SHORT PROBLEM: Output the full material exactly as it appears here.

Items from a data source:
○ ○ ○ ○ ○
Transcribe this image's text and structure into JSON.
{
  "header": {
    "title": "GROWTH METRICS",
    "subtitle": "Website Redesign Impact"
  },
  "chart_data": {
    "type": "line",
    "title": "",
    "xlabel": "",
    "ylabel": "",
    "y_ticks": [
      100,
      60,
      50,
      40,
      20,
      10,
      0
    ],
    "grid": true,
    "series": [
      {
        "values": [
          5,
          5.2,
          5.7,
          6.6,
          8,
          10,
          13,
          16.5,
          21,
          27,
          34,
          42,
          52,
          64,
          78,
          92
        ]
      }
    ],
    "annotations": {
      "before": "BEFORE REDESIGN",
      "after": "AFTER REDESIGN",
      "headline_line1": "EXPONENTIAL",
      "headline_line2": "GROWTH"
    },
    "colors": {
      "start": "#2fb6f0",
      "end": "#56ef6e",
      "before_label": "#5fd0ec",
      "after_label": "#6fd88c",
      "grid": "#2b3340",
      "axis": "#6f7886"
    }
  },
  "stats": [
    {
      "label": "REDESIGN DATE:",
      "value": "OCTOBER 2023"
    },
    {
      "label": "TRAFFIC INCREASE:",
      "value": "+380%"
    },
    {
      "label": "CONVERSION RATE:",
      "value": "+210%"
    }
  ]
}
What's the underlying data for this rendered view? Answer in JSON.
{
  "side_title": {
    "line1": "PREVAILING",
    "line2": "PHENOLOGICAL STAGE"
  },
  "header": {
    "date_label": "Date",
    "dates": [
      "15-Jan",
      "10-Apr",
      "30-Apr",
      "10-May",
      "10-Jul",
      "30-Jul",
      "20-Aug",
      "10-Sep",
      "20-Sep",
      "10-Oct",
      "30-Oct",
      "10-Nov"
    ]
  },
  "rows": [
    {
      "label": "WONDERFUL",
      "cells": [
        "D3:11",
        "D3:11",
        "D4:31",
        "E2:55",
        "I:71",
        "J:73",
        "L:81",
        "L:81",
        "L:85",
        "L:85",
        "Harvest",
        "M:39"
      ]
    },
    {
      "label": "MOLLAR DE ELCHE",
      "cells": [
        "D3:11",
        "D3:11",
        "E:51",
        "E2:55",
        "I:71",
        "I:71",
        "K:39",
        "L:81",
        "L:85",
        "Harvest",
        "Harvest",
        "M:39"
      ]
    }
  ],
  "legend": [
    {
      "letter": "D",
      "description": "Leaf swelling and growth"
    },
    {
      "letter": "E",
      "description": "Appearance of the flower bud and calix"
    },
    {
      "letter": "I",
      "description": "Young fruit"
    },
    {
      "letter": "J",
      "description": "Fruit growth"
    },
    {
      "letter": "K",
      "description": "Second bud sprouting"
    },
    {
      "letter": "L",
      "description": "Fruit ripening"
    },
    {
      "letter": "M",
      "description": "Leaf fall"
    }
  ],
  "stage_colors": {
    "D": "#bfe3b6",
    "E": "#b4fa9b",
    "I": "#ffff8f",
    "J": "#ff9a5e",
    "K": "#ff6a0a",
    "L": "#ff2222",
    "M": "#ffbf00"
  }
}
○ ○ ○ ○ ○
THE REPLY:
Transcribe this image's text and structure into JSON.
{
  "header": {
    "title": "GROWTH METRICS",
    "subtitle": "Website Redesign Impact"
  },
  "chart_data": {
    "type": "line",
    "title": "",
    "xlabel": "",
    "ylabel": "",
    "y_ticks": [
      100,
      60,
      50,
      40,
      20,
      10,
      0
    ],
    "grid": true,
    "series": [
      {
        "values": [
          5,
          5.2,
          5.7,
          6.6,
          8,
          10,
          13,
          16.5,
          21,
          27,
          34,
          42,
          52,
          64,
          78,
          92
        ]
      }
    ],
    "annotations": {
      "before": "BEFORE REDESIGN",
      "after": "AFTER REDESIGN",
      "headline_line1": "EXPONENTIAL",
      "headline_line2": "GROWTH"
    },
    "colors": {
      "start": "#2fb6f0",
      "end": "#56ef6e",
      "before_label": "#5fd0ec",
      "after_label": "#6fd88c",
      "grid": "#2b3340",
      "axis": "#6f7886"
    }
  },
  "stats": [
    {
      "label": "REDESIGN DATE:",
      "value": "OCTOBER 2023"
    },
    {
      "label": "TRAFFIC INCREASE:",
      "value": "+380%"
    },
    {
      "label": "CONVERSION RATE:",
      "value": "+210%"
    }
  ]
}
What's the underlying data for this rendered view? Answer in JSON.
{
  "side_title": {
    "line1": "PREVAILING",
    "line2": "PHENOLOGICAL STAGE"
  },
  "header": {
    "date_label": "Date",
    "dates": [
      "15-Jan",
      "10-Apr",
      "30-Apr",
      "10-May",
      "10-Jul",
      "30-Jul",
      "20-Aug",
      "10-Sep",
      "20-Sep",
      "10-Oct",
      "30-Oct",
      "10-Nov"
    ]
  },
  "rows": [
    {
      "label": "WONDERFUL",
      "cells": [
        "D3:11",
        "D3:11",
        "D4:31",
        "E2:55",
        "I:71",
        "J:73",
        "L:81",
        "L:81",
        "L:85",
        "L:85",
        "Harvest",
        "M:39"
      ]
    },
    {
      "label": "MOLLAR DE ELCHE",
      "cells": [
        "D3:11",
        "D3:11",
        "E:51",
        "E2:55",
        "I:71",
        "I:71",
        "K:39",
        "L:81",
        "L:85",
        "Harvest",
        "Harvest",
        "M:39"
      ]
    }
  ],
  "legend": [
    {
      "letter": "D",
      "description": "Leaf swelling and growth"
    },
    {
      "letter": "E",
      "description": "Appearance of the flower bud and calix"
    },
    {
      "letter": "I",
      "description": "Young fruit"
    },
    {
      "letter": "J",
      "description": "Fruit growth"
    },
    {
      "letter": "K",
      "description": "Second bud sprouting"
    },
    {
      "letter": "L",
      "description": "Fruit ripening"
    },
    {
      "letter": "M",
      "description": "Leaf fall"
    }
  ],
  "stage_colors": {
    "D": "#bfe3b6",
    "E": "#b4fa9b",
    "I": "#ffff8f",
    "J": "#ff9a5e",
    "K": "#ff6a0a",
    "L": "#ff2222",
    "M": "#ffbf00"
  }
}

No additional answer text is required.